• [What you are asked to do]: Read through the records below and copy each line that uses the word "Visualization".
Begin
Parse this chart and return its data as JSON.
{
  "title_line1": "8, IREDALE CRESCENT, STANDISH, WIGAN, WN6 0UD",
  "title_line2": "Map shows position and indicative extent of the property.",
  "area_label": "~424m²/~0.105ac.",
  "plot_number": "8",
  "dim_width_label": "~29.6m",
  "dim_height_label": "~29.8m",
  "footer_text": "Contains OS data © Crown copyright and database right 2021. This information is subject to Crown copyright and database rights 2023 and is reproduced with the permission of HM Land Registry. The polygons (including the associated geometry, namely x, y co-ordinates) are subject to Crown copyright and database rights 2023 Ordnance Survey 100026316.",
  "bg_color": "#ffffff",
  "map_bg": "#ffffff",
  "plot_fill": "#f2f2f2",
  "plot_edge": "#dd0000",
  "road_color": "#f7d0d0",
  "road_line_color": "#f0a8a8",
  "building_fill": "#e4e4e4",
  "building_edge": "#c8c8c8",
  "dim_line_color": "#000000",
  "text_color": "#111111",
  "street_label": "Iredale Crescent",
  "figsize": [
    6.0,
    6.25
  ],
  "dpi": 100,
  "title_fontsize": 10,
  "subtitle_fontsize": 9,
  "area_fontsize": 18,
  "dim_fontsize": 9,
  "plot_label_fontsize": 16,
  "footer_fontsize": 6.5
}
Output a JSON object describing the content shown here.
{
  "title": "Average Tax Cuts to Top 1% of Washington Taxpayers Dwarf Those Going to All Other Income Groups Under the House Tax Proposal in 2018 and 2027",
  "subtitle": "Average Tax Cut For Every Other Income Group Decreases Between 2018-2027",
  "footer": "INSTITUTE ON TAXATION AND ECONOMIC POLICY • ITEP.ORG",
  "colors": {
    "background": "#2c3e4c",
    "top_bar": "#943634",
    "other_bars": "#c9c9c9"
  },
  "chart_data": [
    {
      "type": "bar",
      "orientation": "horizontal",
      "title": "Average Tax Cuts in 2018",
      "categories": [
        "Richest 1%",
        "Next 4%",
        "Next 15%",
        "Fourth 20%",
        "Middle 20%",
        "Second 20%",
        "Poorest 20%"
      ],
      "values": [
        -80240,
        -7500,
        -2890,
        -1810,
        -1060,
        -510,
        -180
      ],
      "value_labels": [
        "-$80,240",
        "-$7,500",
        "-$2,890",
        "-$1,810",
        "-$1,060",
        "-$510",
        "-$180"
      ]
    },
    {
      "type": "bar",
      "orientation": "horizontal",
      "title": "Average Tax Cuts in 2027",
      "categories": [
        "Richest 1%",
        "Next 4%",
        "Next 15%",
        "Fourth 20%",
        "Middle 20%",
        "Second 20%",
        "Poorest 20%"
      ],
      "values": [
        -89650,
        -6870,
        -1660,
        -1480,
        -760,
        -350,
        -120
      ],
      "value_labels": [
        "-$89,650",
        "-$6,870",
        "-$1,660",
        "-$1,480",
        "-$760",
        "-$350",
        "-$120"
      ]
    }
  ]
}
End
Begin
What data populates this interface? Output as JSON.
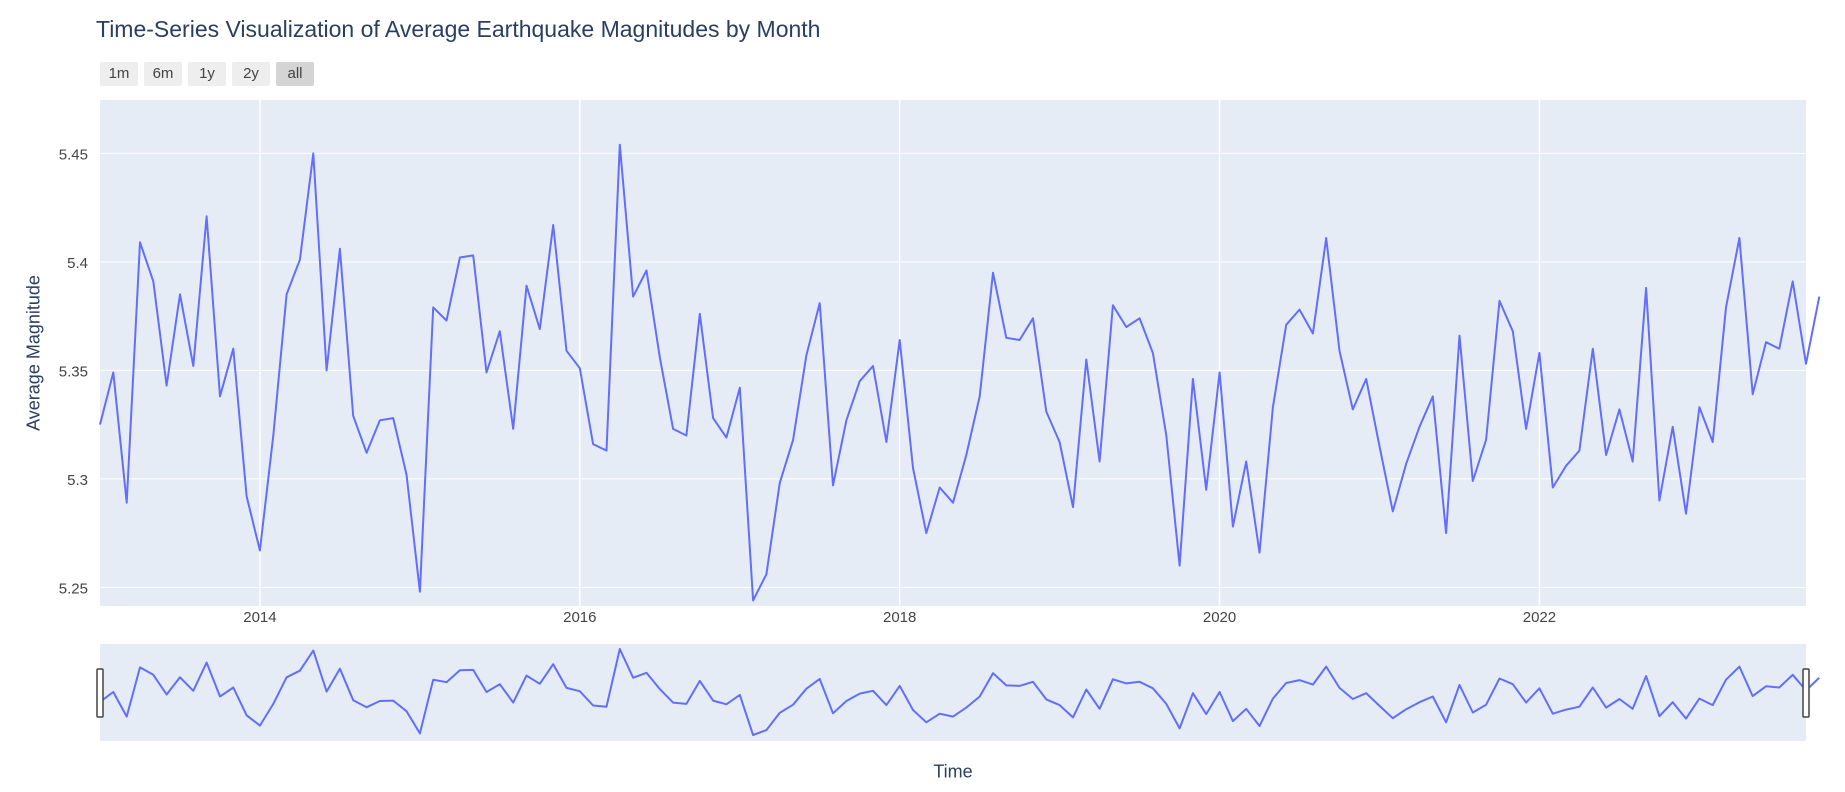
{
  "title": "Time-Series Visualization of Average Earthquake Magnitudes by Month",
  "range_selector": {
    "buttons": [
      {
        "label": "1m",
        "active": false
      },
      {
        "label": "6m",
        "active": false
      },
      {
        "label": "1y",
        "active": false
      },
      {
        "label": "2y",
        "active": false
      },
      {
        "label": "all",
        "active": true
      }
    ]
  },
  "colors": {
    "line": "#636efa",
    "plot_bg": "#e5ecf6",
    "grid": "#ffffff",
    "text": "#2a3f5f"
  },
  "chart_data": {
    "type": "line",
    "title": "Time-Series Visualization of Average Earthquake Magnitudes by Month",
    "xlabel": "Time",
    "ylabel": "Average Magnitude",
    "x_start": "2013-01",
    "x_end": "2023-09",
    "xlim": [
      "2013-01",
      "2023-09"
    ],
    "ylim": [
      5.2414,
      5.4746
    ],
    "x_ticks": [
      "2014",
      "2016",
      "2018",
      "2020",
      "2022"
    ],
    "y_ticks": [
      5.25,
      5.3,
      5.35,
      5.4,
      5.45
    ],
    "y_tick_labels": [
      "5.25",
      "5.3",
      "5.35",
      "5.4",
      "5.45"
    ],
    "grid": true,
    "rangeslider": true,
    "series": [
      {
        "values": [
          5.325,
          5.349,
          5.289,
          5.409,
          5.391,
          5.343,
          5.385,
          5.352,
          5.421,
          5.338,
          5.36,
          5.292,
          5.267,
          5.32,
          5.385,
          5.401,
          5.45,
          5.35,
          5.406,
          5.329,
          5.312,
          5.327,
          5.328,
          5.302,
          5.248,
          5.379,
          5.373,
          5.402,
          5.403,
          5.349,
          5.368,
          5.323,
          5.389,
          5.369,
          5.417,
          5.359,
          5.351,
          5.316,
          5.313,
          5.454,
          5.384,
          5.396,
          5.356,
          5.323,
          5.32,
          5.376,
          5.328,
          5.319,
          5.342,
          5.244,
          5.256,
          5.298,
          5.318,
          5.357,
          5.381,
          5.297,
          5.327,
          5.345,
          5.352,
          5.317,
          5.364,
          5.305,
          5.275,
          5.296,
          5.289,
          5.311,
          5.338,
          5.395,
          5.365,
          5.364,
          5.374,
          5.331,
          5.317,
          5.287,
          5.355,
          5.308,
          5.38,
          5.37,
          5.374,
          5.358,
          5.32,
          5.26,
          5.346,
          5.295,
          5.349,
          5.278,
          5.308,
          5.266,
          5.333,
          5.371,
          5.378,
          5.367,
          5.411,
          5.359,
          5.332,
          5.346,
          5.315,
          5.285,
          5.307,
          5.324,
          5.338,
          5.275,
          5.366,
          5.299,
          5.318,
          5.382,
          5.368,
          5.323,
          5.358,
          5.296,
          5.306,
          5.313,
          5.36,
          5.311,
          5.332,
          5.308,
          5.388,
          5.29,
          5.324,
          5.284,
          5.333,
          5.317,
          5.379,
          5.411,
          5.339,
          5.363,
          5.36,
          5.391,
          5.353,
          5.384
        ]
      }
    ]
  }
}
End
• [Answer to this task]:
  "title": "Time-Series Visualization of Average Earthquake Magnitudes by Month",
    "title": "Time-Series Visualization of Average Earthquake Magnitudes by Month",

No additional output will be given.